Collect all the lines that mention the word "atoms".

— BEGIN Supplied data —

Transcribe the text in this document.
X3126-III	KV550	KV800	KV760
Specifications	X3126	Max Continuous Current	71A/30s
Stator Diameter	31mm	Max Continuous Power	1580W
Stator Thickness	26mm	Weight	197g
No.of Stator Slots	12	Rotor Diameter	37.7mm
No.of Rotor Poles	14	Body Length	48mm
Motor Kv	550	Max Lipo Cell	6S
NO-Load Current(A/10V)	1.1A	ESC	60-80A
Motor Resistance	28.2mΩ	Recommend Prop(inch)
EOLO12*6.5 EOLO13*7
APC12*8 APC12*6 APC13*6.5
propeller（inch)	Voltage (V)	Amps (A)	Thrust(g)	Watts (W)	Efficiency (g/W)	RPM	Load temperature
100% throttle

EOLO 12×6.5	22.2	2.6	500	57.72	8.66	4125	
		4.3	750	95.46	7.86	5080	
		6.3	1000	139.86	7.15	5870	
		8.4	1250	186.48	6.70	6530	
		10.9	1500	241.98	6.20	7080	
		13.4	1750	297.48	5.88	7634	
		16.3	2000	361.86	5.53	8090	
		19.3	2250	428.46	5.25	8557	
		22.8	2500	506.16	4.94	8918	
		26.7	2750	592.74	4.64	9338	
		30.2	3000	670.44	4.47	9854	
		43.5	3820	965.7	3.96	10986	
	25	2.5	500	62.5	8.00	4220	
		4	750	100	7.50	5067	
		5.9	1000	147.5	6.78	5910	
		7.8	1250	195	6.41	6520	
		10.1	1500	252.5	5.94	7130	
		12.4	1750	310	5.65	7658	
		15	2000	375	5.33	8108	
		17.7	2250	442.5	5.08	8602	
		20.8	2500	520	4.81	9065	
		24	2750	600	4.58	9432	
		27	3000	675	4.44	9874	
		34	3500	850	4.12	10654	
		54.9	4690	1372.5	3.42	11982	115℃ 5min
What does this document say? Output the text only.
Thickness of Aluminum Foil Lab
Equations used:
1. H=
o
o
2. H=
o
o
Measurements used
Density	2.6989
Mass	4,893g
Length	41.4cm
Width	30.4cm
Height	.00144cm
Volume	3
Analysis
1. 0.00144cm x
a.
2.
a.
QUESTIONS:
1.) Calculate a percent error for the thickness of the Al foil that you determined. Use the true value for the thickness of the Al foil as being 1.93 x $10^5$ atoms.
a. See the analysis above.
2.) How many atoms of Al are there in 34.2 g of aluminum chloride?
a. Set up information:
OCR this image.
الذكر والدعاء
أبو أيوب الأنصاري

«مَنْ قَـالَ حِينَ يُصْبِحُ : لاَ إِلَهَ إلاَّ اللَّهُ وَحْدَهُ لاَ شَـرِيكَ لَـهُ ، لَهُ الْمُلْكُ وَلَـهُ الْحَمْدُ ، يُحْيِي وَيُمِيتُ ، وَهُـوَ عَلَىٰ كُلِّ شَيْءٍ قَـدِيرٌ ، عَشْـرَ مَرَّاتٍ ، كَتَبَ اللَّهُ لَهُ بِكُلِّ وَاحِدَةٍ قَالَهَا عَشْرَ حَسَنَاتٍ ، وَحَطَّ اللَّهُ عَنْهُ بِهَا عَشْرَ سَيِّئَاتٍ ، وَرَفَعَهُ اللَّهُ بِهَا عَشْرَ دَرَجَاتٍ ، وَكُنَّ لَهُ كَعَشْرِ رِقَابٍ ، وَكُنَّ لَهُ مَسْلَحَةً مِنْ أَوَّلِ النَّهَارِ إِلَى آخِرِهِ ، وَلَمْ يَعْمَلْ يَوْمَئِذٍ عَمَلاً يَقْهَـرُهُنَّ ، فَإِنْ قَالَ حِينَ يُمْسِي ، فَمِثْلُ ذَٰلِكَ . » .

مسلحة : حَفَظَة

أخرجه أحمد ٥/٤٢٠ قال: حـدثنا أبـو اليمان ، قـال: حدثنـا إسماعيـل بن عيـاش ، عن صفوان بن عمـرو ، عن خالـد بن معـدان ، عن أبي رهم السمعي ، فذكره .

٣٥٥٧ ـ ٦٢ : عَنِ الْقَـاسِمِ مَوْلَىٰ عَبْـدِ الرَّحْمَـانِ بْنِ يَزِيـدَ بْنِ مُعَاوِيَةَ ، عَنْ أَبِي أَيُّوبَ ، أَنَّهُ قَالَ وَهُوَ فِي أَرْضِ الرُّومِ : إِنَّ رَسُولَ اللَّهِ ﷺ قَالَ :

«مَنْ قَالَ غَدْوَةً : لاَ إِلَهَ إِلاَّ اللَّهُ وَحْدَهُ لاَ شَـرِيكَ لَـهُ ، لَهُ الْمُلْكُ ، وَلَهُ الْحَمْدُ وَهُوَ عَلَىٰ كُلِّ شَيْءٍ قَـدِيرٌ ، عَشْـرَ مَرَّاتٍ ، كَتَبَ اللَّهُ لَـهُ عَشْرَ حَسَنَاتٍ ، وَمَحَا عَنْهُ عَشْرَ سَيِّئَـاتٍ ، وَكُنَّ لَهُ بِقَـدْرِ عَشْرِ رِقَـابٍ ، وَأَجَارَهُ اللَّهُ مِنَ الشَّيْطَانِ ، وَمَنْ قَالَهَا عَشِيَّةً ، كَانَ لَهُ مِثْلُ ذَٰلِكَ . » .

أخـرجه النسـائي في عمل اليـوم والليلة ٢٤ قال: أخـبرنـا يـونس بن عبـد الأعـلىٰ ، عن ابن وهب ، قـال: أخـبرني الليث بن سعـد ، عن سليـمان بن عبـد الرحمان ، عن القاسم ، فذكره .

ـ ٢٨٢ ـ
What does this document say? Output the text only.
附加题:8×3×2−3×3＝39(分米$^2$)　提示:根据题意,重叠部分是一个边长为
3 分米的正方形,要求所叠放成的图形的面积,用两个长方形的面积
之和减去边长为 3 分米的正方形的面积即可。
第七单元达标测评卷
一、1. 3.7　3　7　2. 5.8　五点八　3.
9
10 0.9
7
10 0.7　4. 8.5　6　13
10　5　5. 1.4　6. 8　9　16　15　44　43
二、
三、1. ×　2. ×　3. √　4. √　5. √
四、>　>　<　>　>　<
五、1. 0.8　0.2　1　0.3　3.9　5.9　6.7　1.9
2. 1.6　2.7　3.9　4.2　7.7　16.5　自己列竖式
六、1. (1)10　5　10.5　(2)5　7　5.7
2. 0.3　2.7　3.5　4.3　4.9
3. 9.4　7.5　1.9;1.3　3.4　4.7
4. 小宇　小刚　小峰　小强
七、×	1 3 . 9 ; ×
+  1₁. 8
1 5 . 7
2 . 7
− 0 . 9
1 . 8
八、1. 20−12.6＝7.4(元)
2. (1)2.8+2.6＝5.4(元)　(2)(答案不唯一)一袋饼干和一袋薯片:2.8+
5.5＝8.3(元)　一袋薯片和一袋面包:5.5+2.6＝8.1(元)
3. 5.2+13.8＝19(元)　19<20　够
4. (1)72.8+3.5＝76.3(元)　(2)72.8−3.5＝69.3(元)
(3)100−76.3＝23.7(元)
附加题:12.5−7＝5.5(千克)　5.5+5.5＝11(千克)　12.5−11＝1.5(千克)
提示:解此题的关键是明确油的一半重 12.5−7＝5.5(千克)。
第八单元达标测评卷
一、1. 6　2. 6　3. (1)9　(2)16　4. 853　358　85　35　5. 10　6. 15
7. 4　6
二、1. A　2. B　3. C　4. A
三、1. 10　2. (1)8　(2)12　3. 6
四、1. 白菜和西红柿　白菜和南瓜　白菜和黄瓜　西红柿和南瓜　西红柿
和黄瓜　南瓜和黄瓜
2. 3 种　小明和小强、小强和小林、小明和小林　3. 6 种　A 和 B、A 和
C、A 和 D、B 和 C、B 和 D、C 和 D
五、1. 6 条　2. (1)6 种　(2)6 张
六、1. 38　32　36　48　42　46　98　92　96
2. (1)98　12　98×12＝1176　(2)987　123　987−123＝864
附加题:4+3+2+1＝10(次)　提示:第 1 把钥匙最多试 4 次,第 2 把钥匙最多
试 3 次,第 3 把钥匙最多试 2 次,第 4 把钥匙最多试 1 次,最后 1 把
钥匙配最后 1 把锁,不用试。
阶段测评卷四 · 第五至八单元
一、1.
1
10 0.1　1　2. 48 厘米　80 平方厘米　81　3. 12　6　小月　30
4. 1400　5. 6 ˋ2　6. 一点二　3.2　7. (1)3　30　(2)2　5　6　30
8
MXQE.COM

— END Supplied data —

Problem solution →
1.) Calculate a percent error for the thickness of the Al foil that you determined. Use the true value for the thickness of the Al foil as being 1.93 x $10^5$ atoms.
2.) How many atoms of Al are there in 34.2 g of aluminum chloride?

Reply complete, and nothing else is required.